[Begin RECORDS FOR PROCESSING]
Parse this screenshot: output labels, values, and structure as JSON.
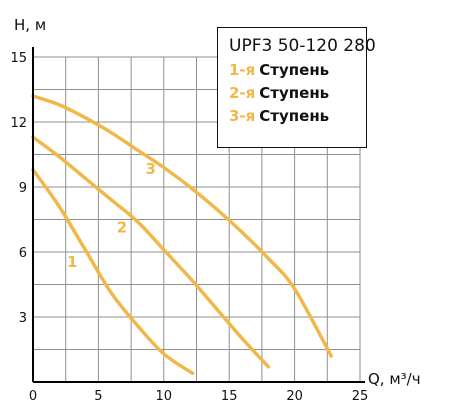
{
  "chart_data": {
    "type": "line",
    "title": "",
    "xlabel": "Q, м³/ч",
    "ylabel": "H, м",
    "xlim": [
      0,
      25
    ],
    "ylim": [
      0,
      15
    ],
    "x_ticks": [
      "0",
      "5",
      "10",
      "15",
      "20",
      "25"
    ],
    "y_ticks": [
      "3",
      "6",
      "9",
      "12",
      "15"
    ],
    "x_tick_values": [
      0,
      5,
      10,
      15,
      20,
      25
    ],
    "y_tick_values": [
      3,
      6,
      9,
      12,
      15
    ],
    "grid": true,
    "line_color": "#f0b849",
    "legend_position": "top-right",
    "legend": {
      "title": "UPF3 50-120 280",
      "items": [
        {
          "number": "1-я",
          "label": "Ступень"
        },
        {
          "number": "2-я",
          "label": "Ступень"
        },
        {
          "number": "3-я",
          "label": "Ступень"
        }
      ]
    },
    "series": [
      {
        "label": "1",
        "label_at": [
          3,
          5.3
        ],
        "x": [
          0,
          2,
          4,
          6,
          8,
          10,
          12.2
        ],
        "y": [
          9.8,
          8.1,
          6.1,
          4.1,
          2.6,
          1.3,
          0.4
        ]
      },
      {
        "label": "2",
        "label_at": [
          6.8,
          6.9
        ],
        "x": [
          0,
          2,
          4,
          6,
          8,
          10,
          12,
          14,
          16,
          18
        ],
        "y": [
          11.3,
          10.4,
          9.4,
          8.4,
          7.4,
          6.1,
          4.8,
          3.4,
          2.0,
          0.7
        ]
      },
      {
        "label": "3",
        "label_at": [
          9,
          9.6
        ],
        "x": [
          0,
          2,
          4,
          6,
          8,
          10,
          12,
          14,
          16,
          18,
          20,
          22.8
        ],
        "y": [
          13.2,
          12.8,
          12.2,
          11.5,
          10.7,
          9.9,
          9.0,
          8.0,
          6.9,
          5.7,
          4.3,
          1.2
        ]
      }
    ]
  }
}
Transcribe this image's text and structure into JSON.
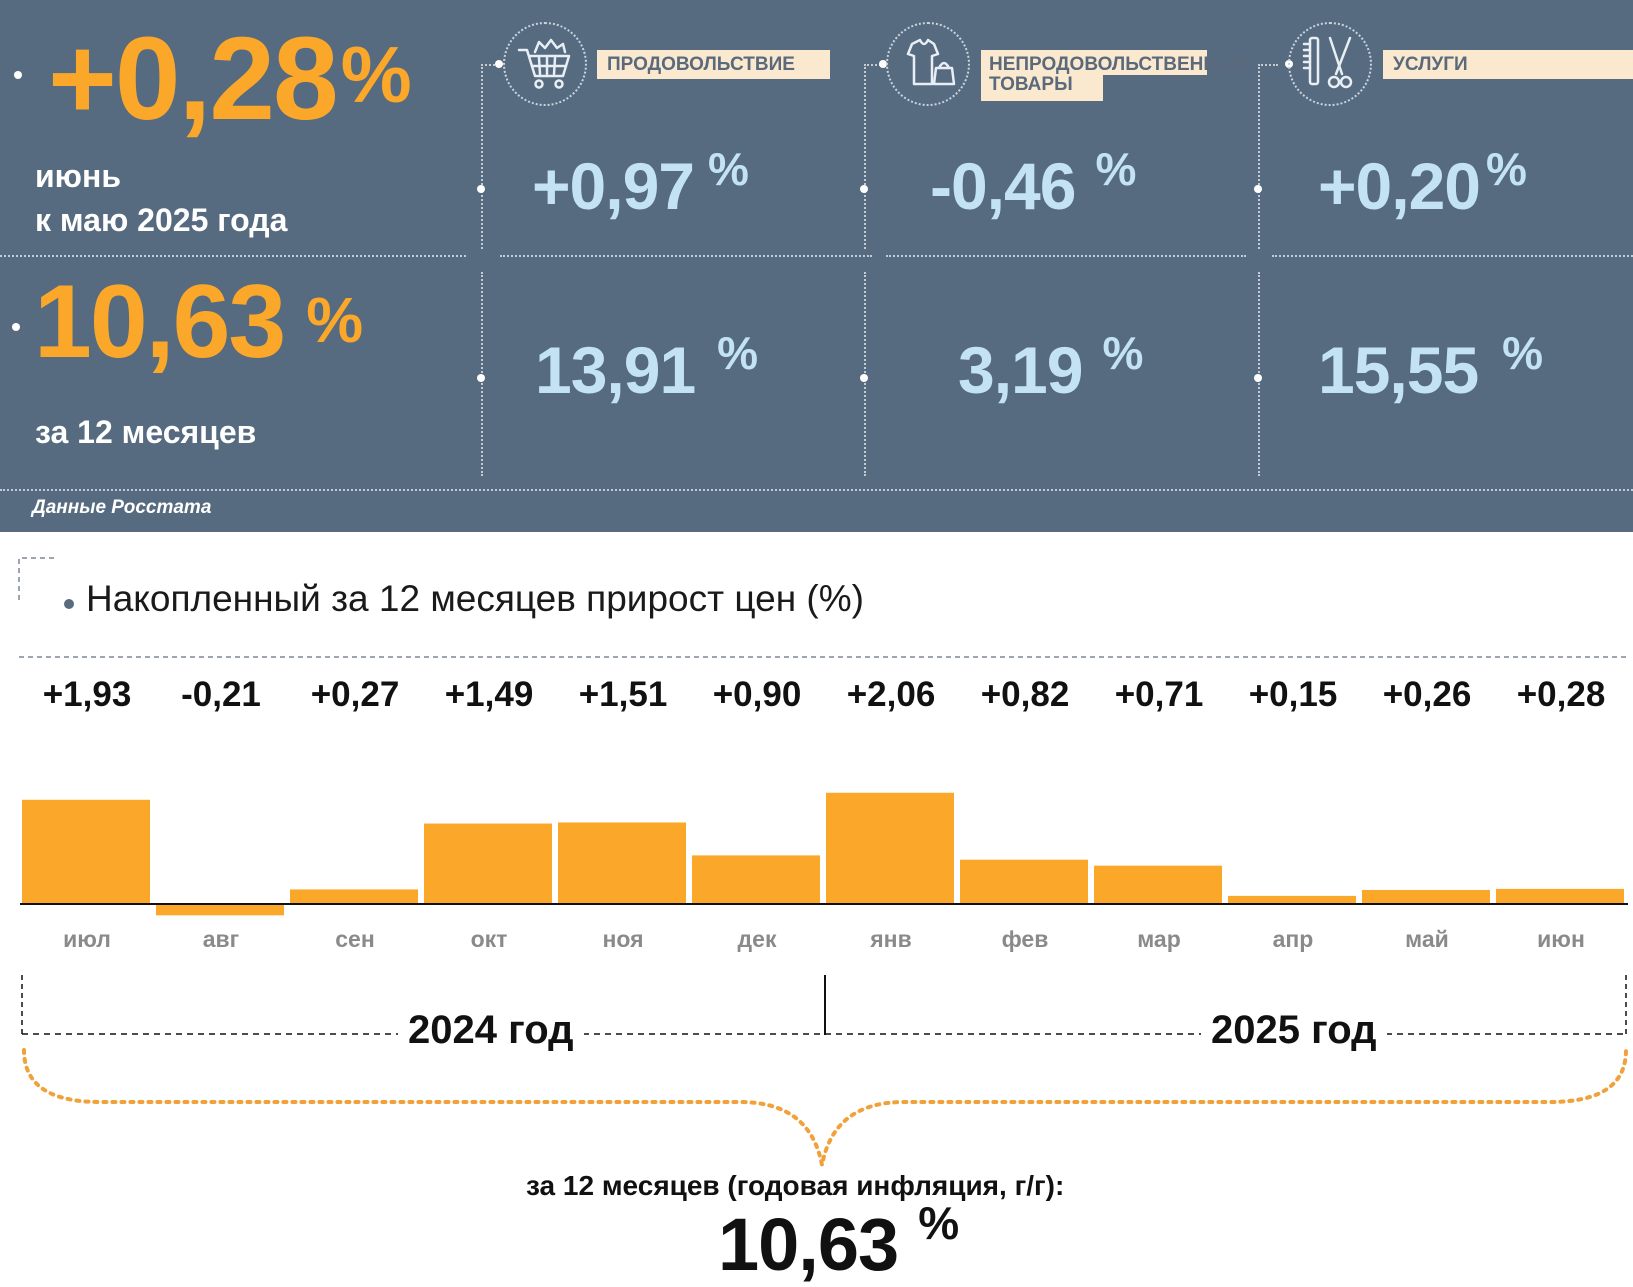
{
  "summary": {
    "monthly_value": "+0,28",
    "pct": "%",
    "monthly_caption_1": "июнь",
    "monthly_caption_2": "к маю 2025 года",
    "annual_value": "10,63",
    "annual_caption": "за 12 месяцев",
    "source": "Данные Росстата"
  },
  "categories": [
    {
      "name_line1": "ПРОДОВОЛЬСТВИЕ",
      "name_line2": "",
      "icon": "shopping-cart-icon",
      "monthly": "+0,97",
      "annual": "13,91"
    },
    {
      "name_line1": "НЕПРОДОВОЛЬСТВЕННЫЕ",
      "name_line2": "ТОВАРЫ",
      "icon": "clothes-bag-icon",
      "monthly": "-0,46",
      "annual": "3,19"
    },
    {
      "name_line1": "УСЛУГИ",
      "name_line2": "",
      "icon": "comb-scissors-icon",
      "monthly": "+0,20",
      "annual": "15,55"
    }
  ],
  "colors": {
    "panel": "#566b80",
    "accent": "#fba72a",
    "value_blue": "#c3e3f5",
    "label_bg": "#fbe9cf"
  },
  "chart_data": {
    "type": "bar",
    "title": "Накопленный за 12 месяцев прирост цен (%)",
    "categories": [
      "июл",
      "авг",
      "сен",
      "окт",
      "ноя",
      "дек",
      "янв",
      "фев",
      "мар",
      "апр",
      "май",
      "июн"
    ],
    "values": [
      1.93,
      -0.21,
      0.27,
      1.49,
      1.51,
      0.9,
      2.06,
      0.82,
      0.71,
      0.15,
      0.26,
      0.28
    ],
    "value_labels": [
      "+1,93",
      "-0,21",
      "+0,27",
      "+1,49",
      "+1,51",
      "+0,90",
      "+2,06",
      "+0,82",
      "+0,71",
      "+0,15",
      "+0,26",
      "+0,28"
    ],
    "years": [
      "2024 год",
      "2025 год"
    ],
    "bar_color": "#fba72a",
    "grid": false
  },
  "footer": {
    "label": "за 12 месяцев (годовая инфляция, г/г):",
    "value": "10,63",
    "pct": "%"
  }
}
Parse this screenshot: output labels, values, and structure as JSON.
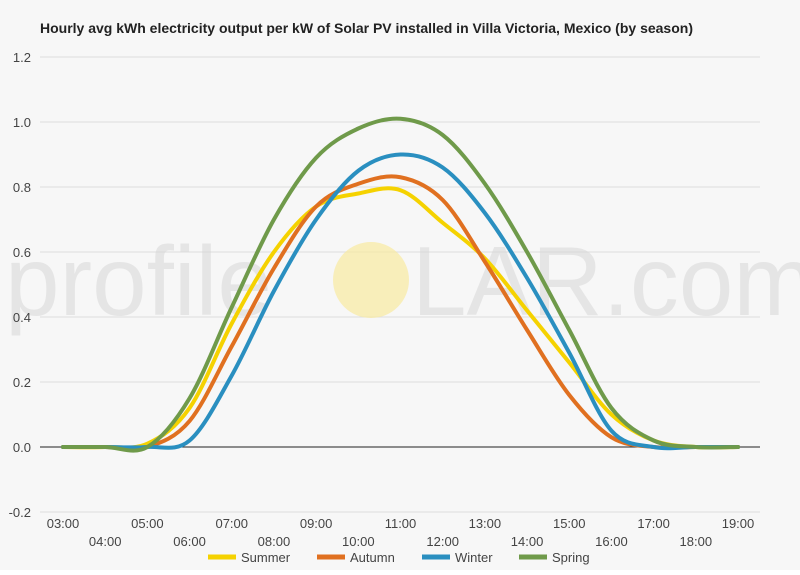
{
  "chart_data": {
    "type": "line",
    "title": "Hourly avg kWh electricity output per kW of Solar PV installed in Villa Victoria, Mexico (by season)",
    "xlabel": "",
    "ylabel": "",
    "x": [
      "03:00",
      "04:00",
      "05:00",
      "06:00",
      "07:00",
      "08:00",
      "09:00",
      "10:00",
      "11:00",
      "12:00",
      "13:00",
      "14:00",
      "15:00",
      "16:00",
      "17:00",
      "18:00",
      "19:00"
    ],
    "ylim": [
      -0.2,
      1.2
    ],
    "yticks": [
      "-0.2",
      "0.0",
      "0.2",
      "0.4",
      "0.6",
      "0.8",
      "1.0",
      "1.2"
    ],
    "grid": true,
    "legend_position": "bottom",
    "series": [
      {
        "name": "Summer",
        "color": "#f5d200",
        "values": [
          0,
          0,
          0.01,
          0.12,
          0.38,
          0.6,
          0.74,
          0.78,
          0.79,
          0.69,
          0.58,
          0.42,
          0.26,
          0.1,
          0.02,
          0,
          0
        ]
      },
      {
        "name": "Autumn",
        "color": "#e07020",
        "values": [
          0,
          0,
          0,
          0.08,
          0.31,
          0.55,
          0.74,
          0.81,
          0.83,
          0.76,
          0.57,
          0.36,
          0.16,
          0.03,
          0,
          0,
          0
        ]
      },
      {
        "name": "Winter",
        "color": "#2a8fc0",
        "values": [
          0,
          0,
          0,
          0.02,
          0.22,
          0.48,
          0.7,
          0.85,
          0.9,
          0.86,
          0.72,
          0.52,
          0.29,
          0.05,
          0,
          0,
          0
        ]
      },
      {
        "name": "Spring",
        "color": "#6f9a4a",
        "values": [
          0,
          0,
          0,
          0.15,
          0.43,
          0.7,
          0.89,
          0.98,
          1.01,
          0.96,
          0.81,
          0.6,
          0.36,
          0.12,
          0.02,
          0,
          0
        ]
      }
    ]
  },
  "watermark": {
    "text_left": "profile",
    "text_right": "LAR.com",
    "sun_color": "#f8e9a0"
  }
}
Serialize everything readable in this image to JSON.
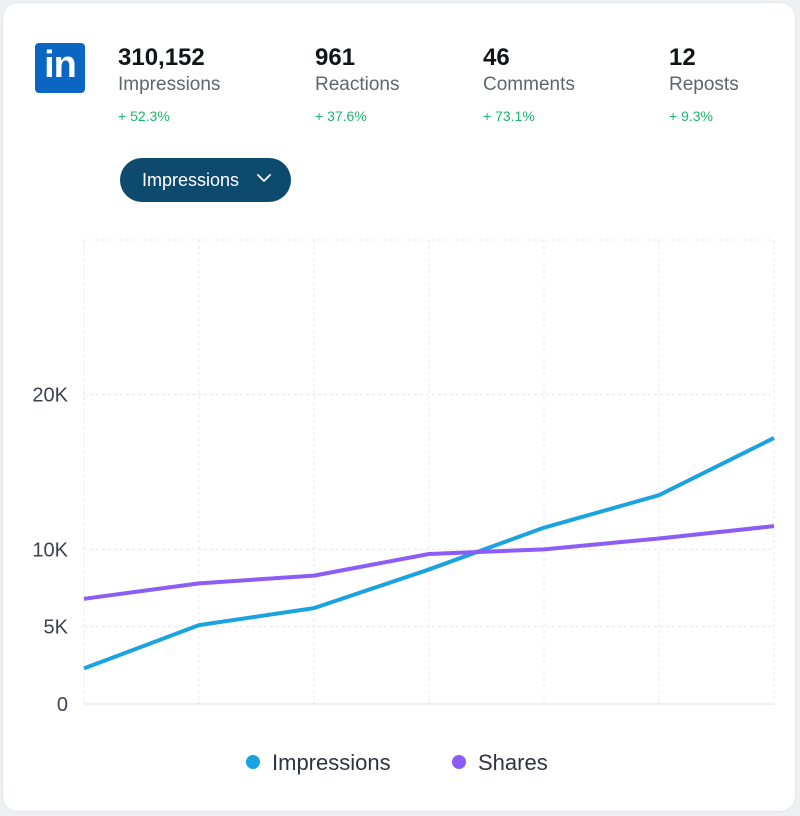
{
  "brand": {
    "logo_text": "in",
    "name": "LinkedIn",
    "color": "#0a66c2"
  },
  "stats": [
    {
      "value": "310,152",
      "label": "Impressions",
      "change": "+ 52.3%"
    },
    {
      "value": "961",
      "label": "Reactions",
      "change": "+ 37.6%"
    },
    {
      "value": "46",
      "label": "Comments",
      "change": "+ 73.1%"
    },
    {
      "value": "12",
      "label": "Reposts",
      "change": "+ 9.3%"
    }
  ],
  "dropdown": {
    "selected": "Impressions"
  },
  "chart_data": {
    "type": "line",
    "x": [
      1,
      2,
      3,
      4,
      5,
      6,
      7
    ],
    "ylim": [
      0,
      30000
    ],
    "yticks": [
      0,
      5000,
      10000,
      20000
    ],
    "ytick_labels": [
      "0",
      "5K",
      "10K",
      "20K"
    ],
    "grid": true,
    "legend_position": "bottom-center",
    "series": [
      {
        "name": "Impressions",
        "color": "#1aa3e0",
        "values": [
          2300,
          5100,
          6200,
          8700,
          11400,
          13500,
          17200
        ]
      },
      {
        "name": "Shares",
        "color": "#8b5cf6",
        "values": [
          6800,
          7800,
          8300,
          9700,
          10000,
          10700,
          11500
        ]
      }
    ]
  }
}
[End RECORDS FOR PROCESSING]
* _SHORT TASK_
Retype all the records shown above, character for character. Omit every picture.

* _RESULT OF THE TASK_
Parse this screenshot: output labels, values, and structure as JSON.
{
  "chart_data": {
    "type": "line",
    "title": "",
    "xlabel": "Q, м³/ч",
    "ylabel": "H, м",
    "xlim": [
      0,
      25
    ],
    "ylim": [
      0,
      15
    ],
    "x_ticks": [
      "0",
      "5",
      "10",
      "15",
      "20",
      "25"
    ],
    "y_ticks": [
      "3",
      "6",
      "9",
      "12",
      "15"
    ],
    "x_tick_values": [
      0,
      5,
      10,
      15,
      20,
      25
    ],
    "y_tick_values": [
      3,
      6,
      9,
      12,
      15
    ],
    "grid": true,
    "line_color": "#f0b849",
    "legend_position": "top-right",
    "legend": {
      "title": "UPF3 50-120 280",
      "items": [
        {
          "number": "1-я",
          "label": "Ступень"
        },
        {
          "number": "2-я",
          "label": "Ступень"
        },
        {
          "number": "3-я",
          "label": "Ступень"
        }
      ]
    },
    "series": [
      {
        "label": "1",
        "label_at": [
          3,
          5.3
        ],
        "x": [
          0,
          2,
          4,
          6,
          8,
          10,
          12.2
        ],
        "y": [
          9.8,
          8.1,
          6.1,
          4.1,
          2.6,
          1.3,
          0.4
        ]
      },
      {
        "label": "2",
        "label_at": [
          6.8,
          6.9
        ],
        "x": [
          0,
          2,
          4,
          6,
          8,
          10,
          12,
          14,
          16,
          18
        ],
        "y": [
          11.3,
          10.4,
          9.4,
          8.4,
          7.4,
          6.1,
          4.8,
          3.4,
          2.0,
          0.7
        ]
      },
      {
        "label": "3",
        "label_at": [
          9,
          9.6
        ],
        "x": [
          0,
          2,
          4,
          6,
          8,
          10,
          12,
          14,
          16,
          18,
          20,
          22.8
        ],
        "y": [
          13.2,
          12.8,
          12.2,
          11.5,
          10.7,
          9.9,
          9.0,
          8.0,
          6.9,
          5.7,
          4.3,
          1.2
        ]
      }
    ]
  }
}
Transcribe this image's text and structure into JSON.
{
  "summary": {
    "monthly_value": "+0,28",
    "pct": "%",
    "monthly_caption_1": "июнь",
    "monthly_caption_2": "к маю 2025 года",
    "annual_value": "10,63",
    "annual_caption": "за 12 месяцев",
    "source": "Данные Росстата"
  },
  "categories": [
    {
      "name_line1": "ПРОДОВОЛЬСТВИЕ",
      "name_line2": "",
      "icon": "shopping-cart-icon",
      "monthly": "+0,97",
      "annual": "13,91"
    },
    {
      "name_line1": "НЕПРОДОВОЛЬСТВЕННЫЕ",
      "name_line2": "ТОВАРЫ",
      "icon": "clothes-bag-icon",
      "monthly": "-0,46",
      "annual": "3,19"
    },
    {
      "name_line1": "УСЛУГИ",
      "name_line2": "",
      "icon": "comb-scissors-icon",
      "monthly": "+0,20",
      "annual": "15,55"
    }
  ],
  "colors": {
    "panel": "#566b80",
    "accent": "#fba72a",
    "value_blue": "#c3e3f5",
    "label_bg": "#fbe9cf"
  },
  "chart_data": {
    "type": "bar",
    "title": "Накопленный за 12 месяцев прирост цен (%)",
    "categories": [
      "июл",
      "авг",
      "сен",
      "окт",
      "ноя",
      "дек",
      "янв",
      "фев",
      "мар",
      "апр",
      "май",
      "июн"
    ],
    "values": [
      1.93,
      -0.21,
      0.27,
      1.49,
      1.51,
      0.9,
      2.06,
      0.82,
      0.71,
      0.15,
      0.26,
      0.28
    ],
    "value_labels": [
      "+1,93",
      "-0,21",
      "+0,27",
      "+1,49",
      "+1,51",
      "+0,90",
      "+2,06",
      "+0,82",
      "+0,71",
      "+0,15",
      "+0,26",
      "+0,28"
    ],
    "years": [
      "2024 год",
      "2025 год"
    ],
    "bar_color": "#fba72a",
    "grid": false
  },
  "footer": {
    "label": "за 12 месяцев (годовая инфляция, г/г):",
    "value": "10,63",
    "pct": "%"
  }
}
Parse this screenshot: output labels, values, and structure as JSON.
{
  "chart_data": {
    "type": "line",
    "title": "Hourly avg kWh electricity output per kW of Solar PV installed in Villa Victoria, Mexico (by season)",
    "xlabel": "",
    "ylabel": "",
    "x": [
      "03:00",
      "04:00",
      "05:00",
      "06:00",
      "07:00",
      "08:00",
      "09:00",
      "10:00",
      "11:00",
      "12:00",
      "13:00",
      "14:00",
      "15:00",
      "16:00",
      "17:00",
      "18:00",
      "19:00"
    ],
    "ylim": [
      -0.2,
      1.2
    ],
    "yticks": [
      "-0.2",
      "0.0",
      "0.2",
      "0.4",
      "0.6",
      "0.8",
      "1.0",
      "1.2"
    ],
    "grid": true,
    "legend_position": "bottom",
    "series": [
      {
        "name": "Summer",
        "color": "#f5d200",
        "values": [
          0,
          0,
          0.01,
          0.12,
          0.38,
          0.6,
          0.74,
          0.78,
          0.79,
          0.69,
          0.58,
          0.42,
          0.26,
          0.1,
          0.02,
          0,
          0
        ]
      },
      {
        "name": "Autumn",
        "color": "#e07020",
        "values": [
          0,
          0,
          0,
          0.08,
          0.31,
          0.55,
          0.74,
          0.81,
          0.83,
          0.76,
          0.57,
          0.36,
          0.16,
          0.03,
          0,
          0,
          0
        ]
      },
      {
        "name": "Winter",
        "color": "#2a8fc0",
        "values": [
          0,
          0,
          0,
          0.02,
          0.22,
          0.48,
          0.7,
          0.85,
          0.9,
          0.86,
          0.72,
          0.52,
          0.29,
          0.05,
          0,
          0,
          0
        ]
      },
      {
        "name": "Spring",
        "color": "#6f9a4a",
        "values": [
          0,
          0,
          0,
          0.15,
          0.43,
          0.7,
          0.89,
          0.98,
          1.01,
          0.96,
          0.81,
          0.6,
          0.36,
          0.12,
          0.02,
          0,
          0
        ]
      }
    ]
  },
  "watermark": {
    "text_left": "profile",
    "text_right": "LAR.com",
    "sun_color": "#f8e9a0"
  }
}
Serialize everything readable in this image to JSON.
{
  "brand": {
    "logo_text": "in",
    "name": "LinkedIn",
    "color": "#0a66c2"
  },
  "stats": [
    {
      "value": "310,152",
      "label": "Impressions",
      "change": "+ 52.3%"
    },
    {
      "value": "961",
      "label": "Reactions",
      "change": "+ 37.6%"
    },
    {
      "value": "46",
      "label": "Comments",
      "change": "+ 73.1%"
    },
    {
      "value": "12",
      "label": "Reposts",
      "change": "+ 9.3%"
    }
  ],
  "dropdown": {
    "selected": "Impressions"
  },
  "chart_data": {
    "type": "line",
    "x": [
      1,
      2,
      3,
      4,
      5,
      6,
      7
    ],
    "ylim": [
      0,
      30000
    ],
    "yticks": [
      0,
      5000,
      10000,
      20000
    ],
    "ytick_labels": [
      "0",
      "5K",
      "10K",
      "20K"
    ],
    "grid": true,
    "legend_position": "bottom-center",
    "series": [
      {
        "name": "Impressions",
        "color": "#1aa3e0",
        "values": [
          2300,
          5100,
          6200,
          8700,
          11400,
          13500,
          17200
        ]
      },
      {
        "name": "Shares",
        "color": "#8b5cf6",
        "values": [
          6800,
          7800,
          8300,
          9700,
          10000,
          10700,
          11500
        ]
      }
    ]
  }
}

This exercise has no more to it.